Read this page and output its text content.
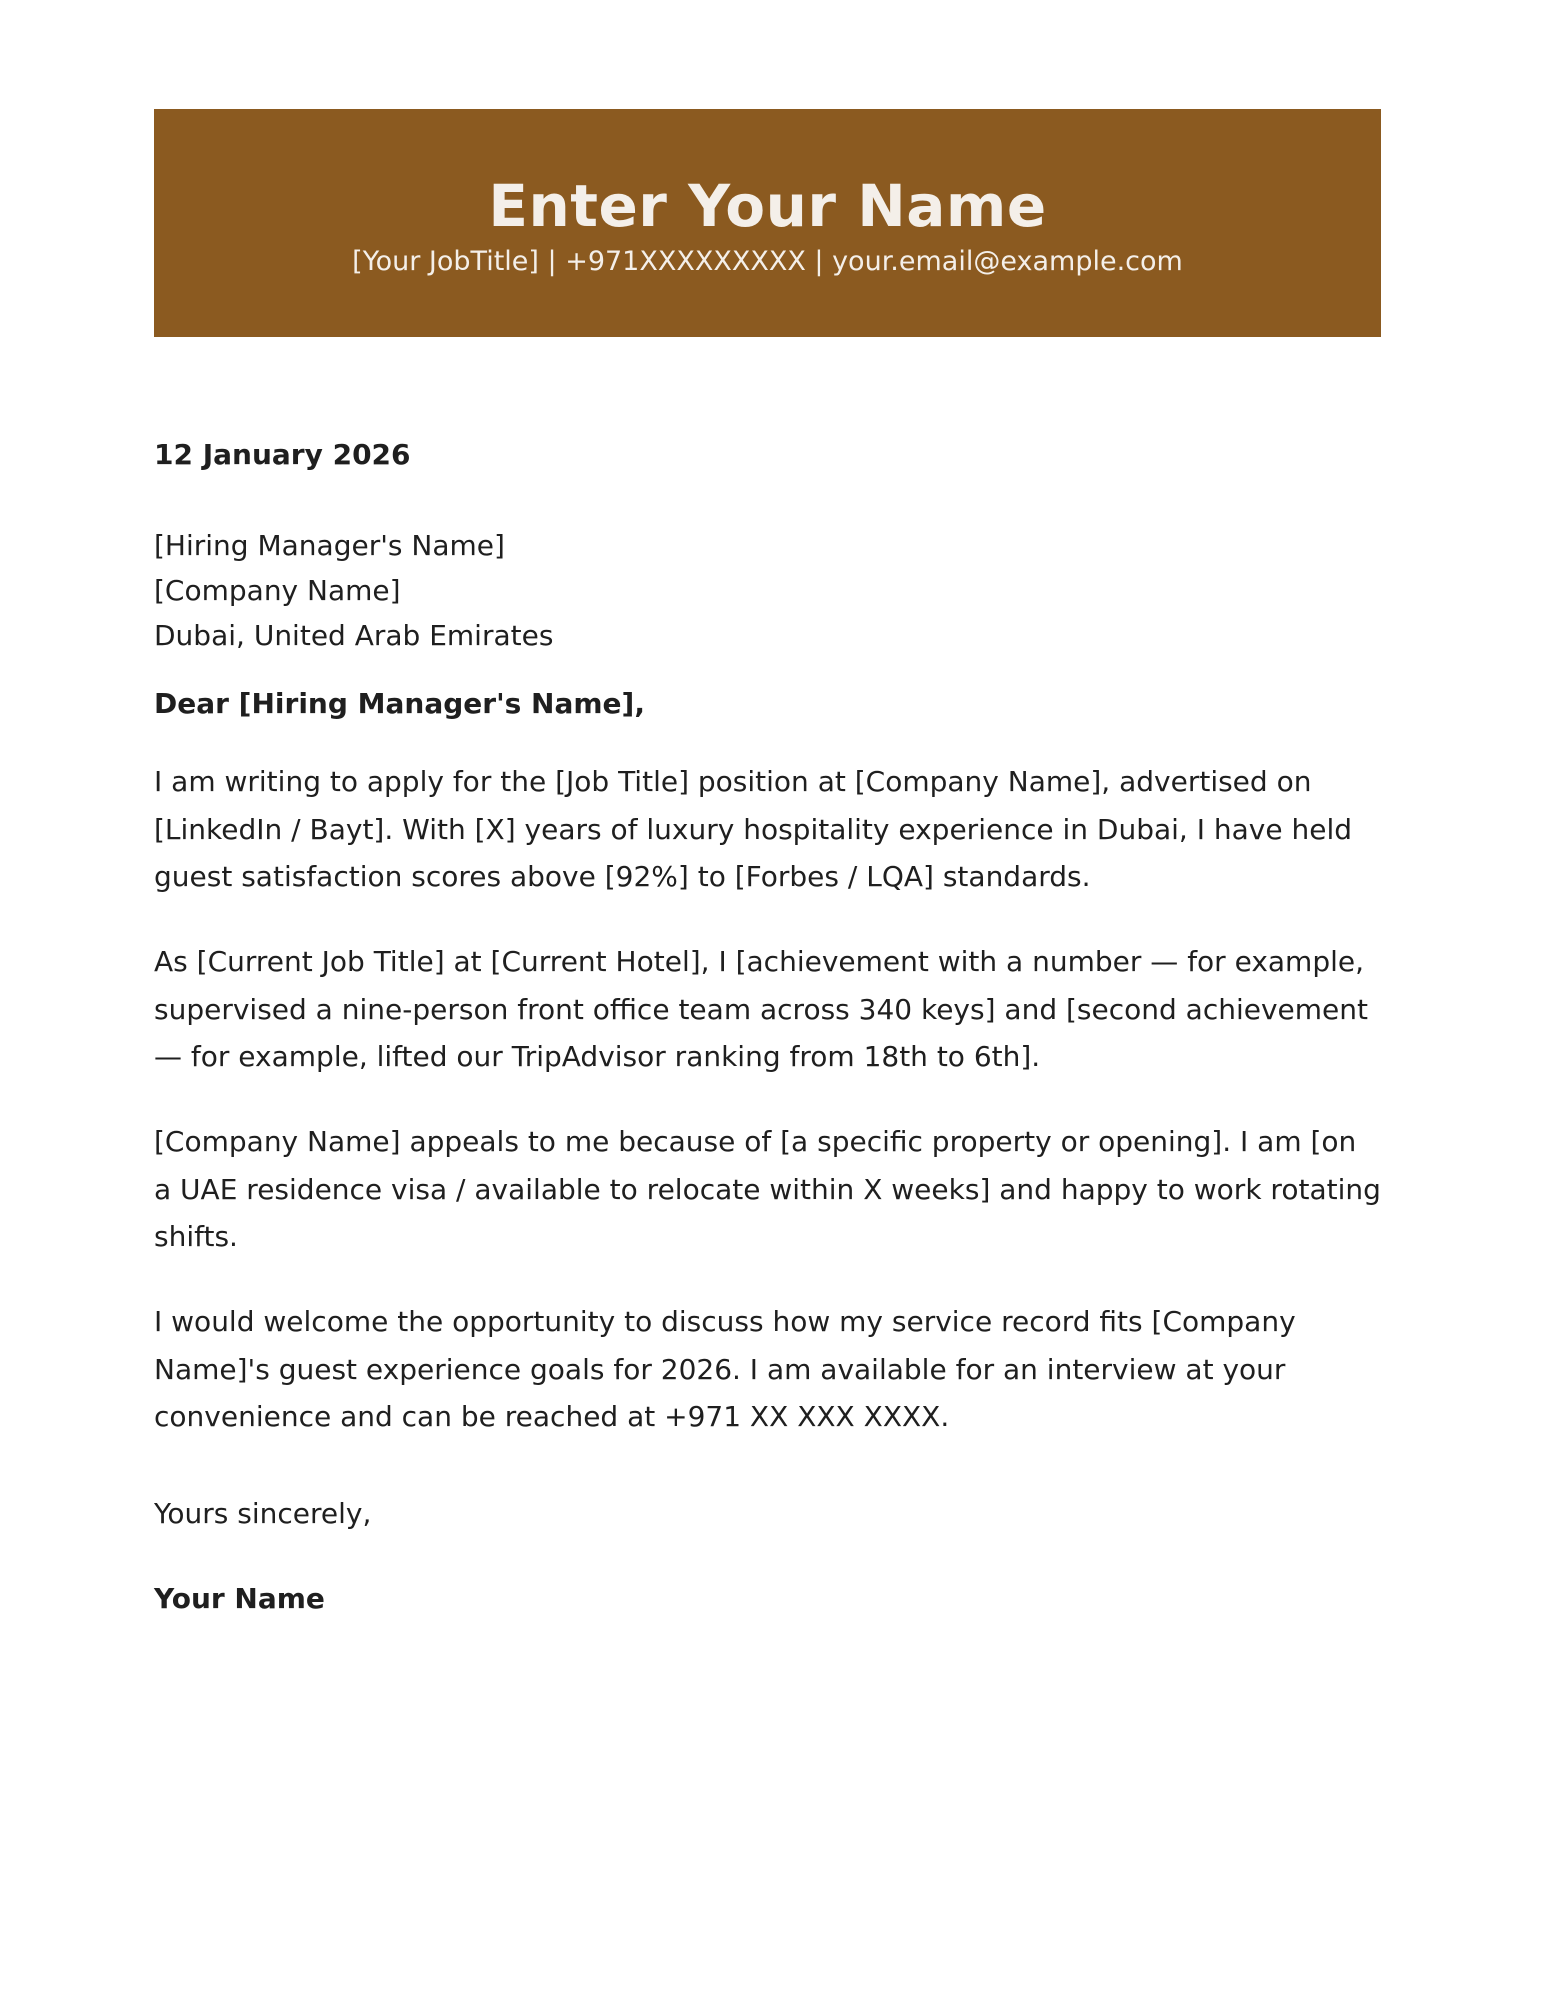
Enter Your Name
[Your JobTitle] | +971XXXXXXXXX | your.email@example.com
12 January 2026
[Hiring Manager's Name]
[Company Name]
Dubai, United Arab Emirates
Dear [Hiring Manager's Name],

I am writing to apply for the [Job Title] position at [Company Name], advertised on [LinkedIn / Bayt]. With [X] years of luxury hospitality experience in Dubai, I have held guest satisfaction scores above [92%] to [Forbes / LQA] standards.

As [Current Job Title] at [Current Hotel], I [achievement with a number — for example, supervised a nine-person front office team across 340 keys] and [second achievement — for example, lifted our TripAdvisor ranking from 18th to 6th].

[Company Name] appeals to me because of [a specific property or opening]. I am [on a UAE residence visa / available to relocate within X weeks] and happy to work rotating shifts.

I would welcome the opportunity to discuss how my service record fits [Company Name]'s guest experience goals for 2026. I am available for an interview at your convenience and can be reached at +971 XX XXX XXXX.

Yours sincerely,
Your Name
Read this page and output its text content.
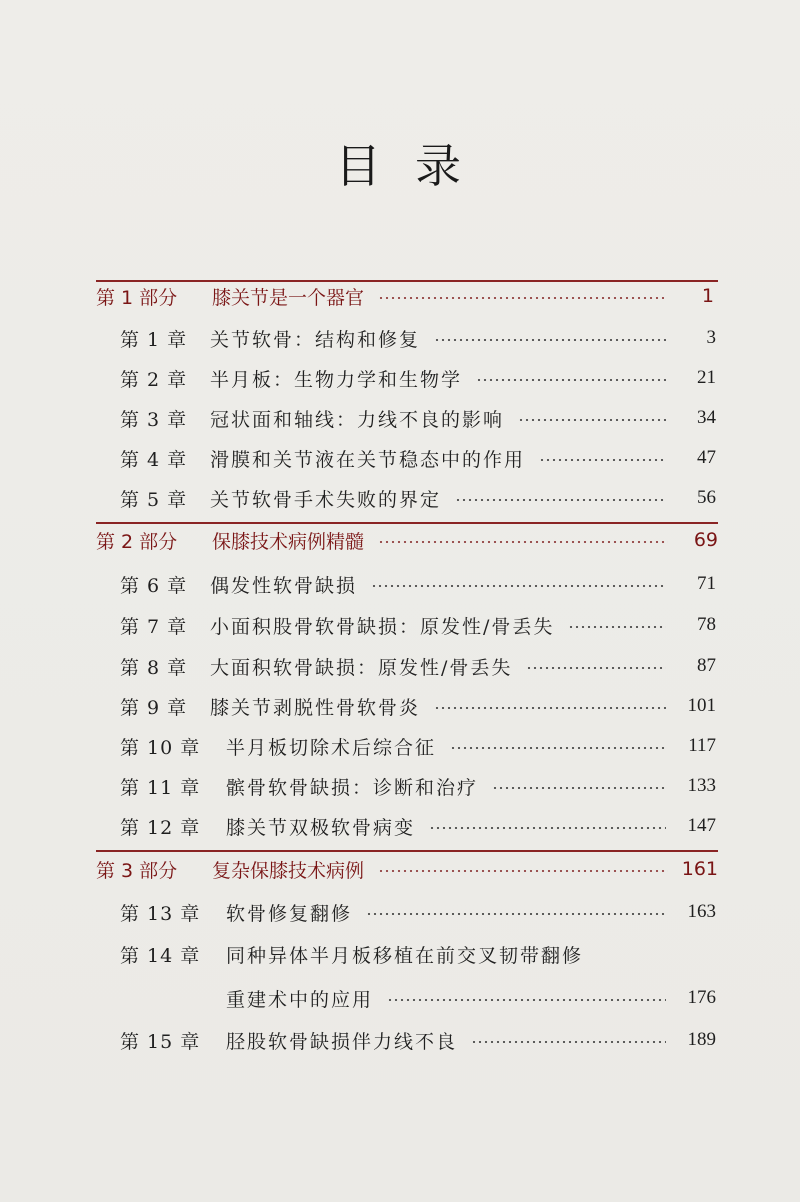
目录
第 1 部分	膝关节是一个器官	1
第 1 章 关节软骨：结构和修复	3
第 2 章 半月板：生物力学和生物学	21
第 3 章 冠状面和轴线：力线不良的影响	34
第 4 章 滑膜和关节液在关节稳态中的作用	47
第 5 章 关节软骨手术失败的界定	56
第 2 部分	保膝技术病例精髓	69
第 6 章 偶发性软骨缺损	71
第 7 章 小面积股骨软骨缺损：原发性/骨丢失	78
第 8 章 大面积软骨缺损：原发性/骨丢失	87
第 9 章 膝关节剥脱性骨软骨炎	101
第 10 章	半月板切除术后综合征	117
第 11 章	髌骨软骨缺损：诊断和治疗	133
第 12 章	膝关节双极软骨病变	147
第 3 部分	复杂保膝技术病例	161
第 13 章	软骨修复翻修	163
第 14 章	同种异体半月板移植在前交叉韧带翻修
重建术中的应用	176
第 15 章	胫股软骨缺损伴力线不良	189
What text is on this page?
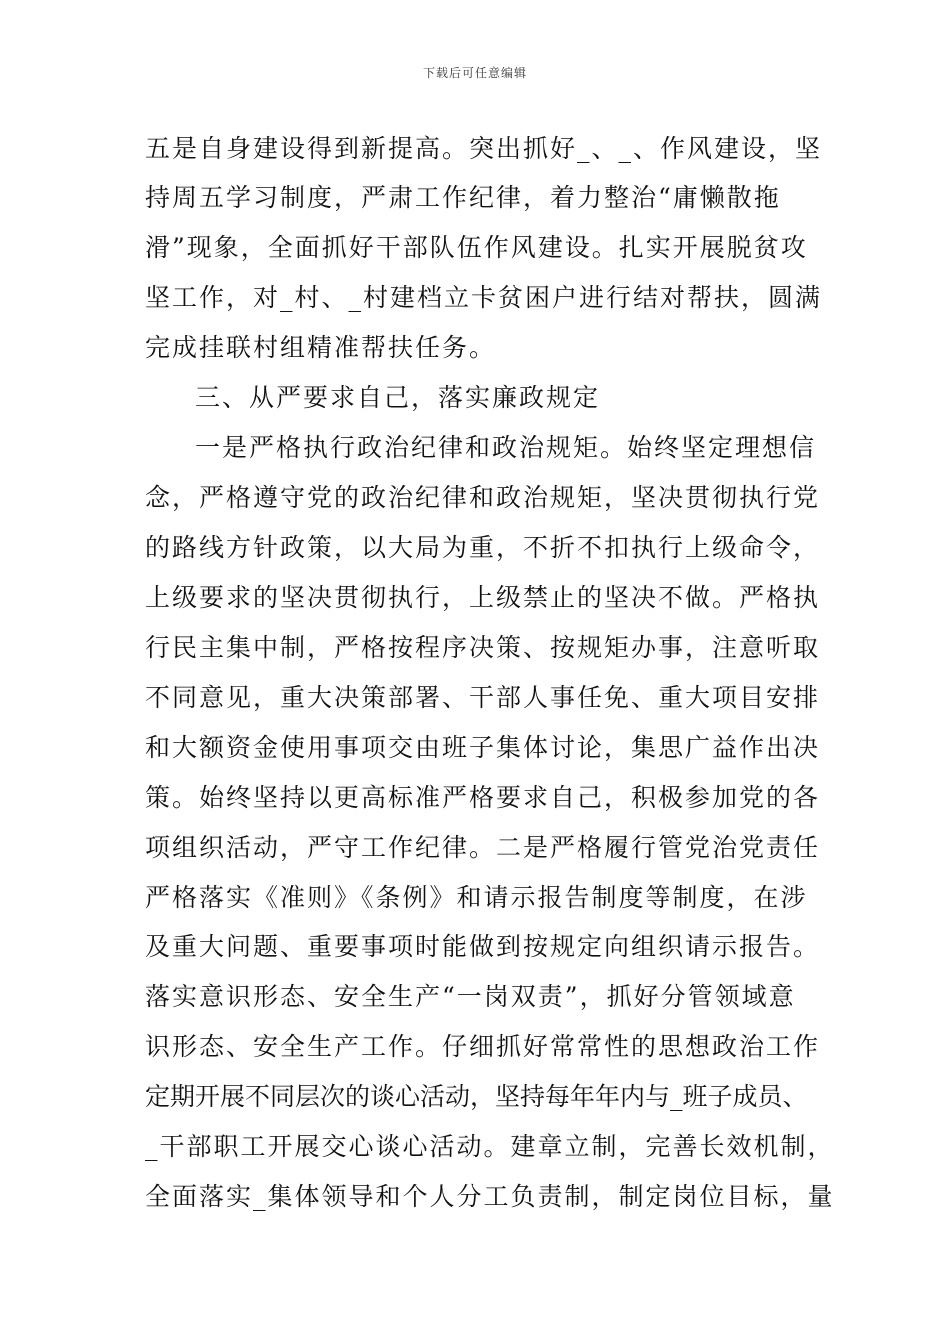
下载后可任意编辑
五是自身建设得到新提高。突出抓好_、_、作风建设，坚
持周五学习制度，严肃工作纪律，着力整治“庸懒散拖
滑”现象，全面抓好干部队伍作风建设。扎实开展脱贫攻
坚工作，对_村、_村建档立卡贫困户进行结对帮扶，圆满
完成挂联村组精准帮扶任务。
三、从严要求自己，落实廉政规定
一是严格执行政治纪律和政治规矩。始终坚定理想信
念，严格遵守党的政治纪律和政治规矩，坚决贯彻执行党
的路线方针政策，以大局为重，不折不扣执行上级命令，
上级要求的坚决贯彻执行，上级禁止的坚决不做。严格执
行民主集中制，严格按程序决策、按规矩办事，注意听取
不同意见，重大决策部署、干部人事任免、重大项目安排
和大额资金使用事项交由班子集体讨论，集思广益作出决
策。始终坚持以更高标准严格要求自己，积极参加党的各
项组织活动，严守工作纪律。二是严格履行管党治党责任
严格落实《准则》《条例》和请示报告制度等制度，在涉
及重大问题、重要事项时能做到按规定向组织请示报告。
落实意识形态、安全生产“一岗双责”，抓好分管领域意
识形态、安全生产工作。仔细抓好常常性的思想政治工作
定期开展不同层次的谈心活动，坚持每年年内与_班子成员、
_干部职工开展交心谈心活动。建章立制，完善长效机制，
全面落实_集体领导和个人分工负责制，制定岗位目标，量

**TASK REQUIREMENTS:**
Every entry must be transcribed exactly. Pictures do not belong in the copy.

**ANSWER IN FULL:**
Read this page and output its text content.
Enter Your Name
[Your JobTitle] | +971XXXXXXXXX | your.email@example.com
12 January 2026
[Hiring Manager's Name]
[Company Name]
Dubai, United Arab Emirates
Dear [Hiring Manager's Name],

I am writing to apply for the [Job Title] position at [Company Name], advertised on [LinkedIn / Bayt]. With [X] years of luxury hospitality experience in Dubai, I have held guest satisfaction scores above [92%] to [Forbes / LQA] standards.

As [Current Job Title] at [Current Hotel], I [achievement with a number — for example, supervised a nine-person front office team across 340 keys] and [second achievement — for example, lifted our TripAdvisor ranking from 18th to 6th].

[Company Name] appeals to me because of [a specific property or opening]. I am [on a UAE residence visa / available to relocate within X weeks] and happy to work rotating shifts.

I would welcome the opportunity to discuss how my service record fits [Company Name]'s guest experience goals for 2026. I am available for an interview at your convenience and can be reached at +971 XX XXX XXXX.

Yours sincerely,
Your Name
Read this page and output its text content.
目录
第 1 部分	膝关节是一个器官	1
第 1 章 关节软骨：结构和修复	3
第 2 章 半月板：生物力学和生物学	21
第 3 章 冠状面和轴线：力线不良的影响	34
第 4 章 滑膜和关节液在关节稳态中的作用	47
第 5 章 关节软骨手术失败的界定	56
第 2 部分	保膝技术病例精髓	69
第 6 章 偶发性软骨缺损	71
第 7 章 小面积股骨软骨缺损：原发性/骨丢失	78
第 8 章 大面积软骨缺损：原发性/骨丢失	87
第 9 章 膝关节剥脱性骨软骨炎	101
第 10 章	半月板切除术后综合征	117
第 11 章	髌骨软骨缺损：诊断和治疗	133
第 12 章	膝关节双极软骨病变	147
第 3 部分	复杂保膝技术病例	161
第 13 章	软骨修复翻修	163
第 14 章	同种异体半月板移植在前交叉韧带翻修
重建术中的应用	176
第 15 章	胫股软骨缺损伴力线不良	189
What text is on this page?
下载后可任意编辑
五是自身建设得到新提高。突出抓好_、_、作风建设，坚
持周五学习制度，严肃工作纪律，着力整治“庸懒散拖
滑”现象，全面抓好干部队伍作风建设。扎实开展脱贫攻
坚工作，对_村、_村建档立卡贫困户进行结对帮扶，圆满
完成挂联村组精准帮扶任务。
三、从严要求自己，落实廉政规定
一是严格执行政治纪律和政治规矩。始终坚定理想信
念，严格遵守党的政治纪律和政治规矩，坚决贯彻执行党
的路线方针政策，以大局为重，不折不扣执行上级命令，
上级要求的坚决贯彻执行，上级禁止的坚决不做。严格执
行民主集中制，严格按程序决策、按规矩办事，注意听取
不同意见，重大决策部署、干部人事任免、重大项目安排
和大额资金使用事项交由班子集体讨论，集思广益作出决
策。始终坚持以更高标准严格要求自己，积极参加党的各
项组织活动，严守工作纪律。二是严格履行管党治党责任
严格落实《准则》《条例》和请示报告制度等制度，在涉
及重大问题、重要事项时能做到按规定向组织请示报告。
落实意识形态、安全生产“一岗双责”，抓好分管领域意
识形态、安全生产工作。仔细抓好常常性的思想政治工作
定期开展不同层次的谈心活动，坚持每年年内与_班子成员、
_干部职工开展交心谈心活动。建章立制，完善长效机制，
全面落实_集体领导和个人分工负责制，制定岗位目标，量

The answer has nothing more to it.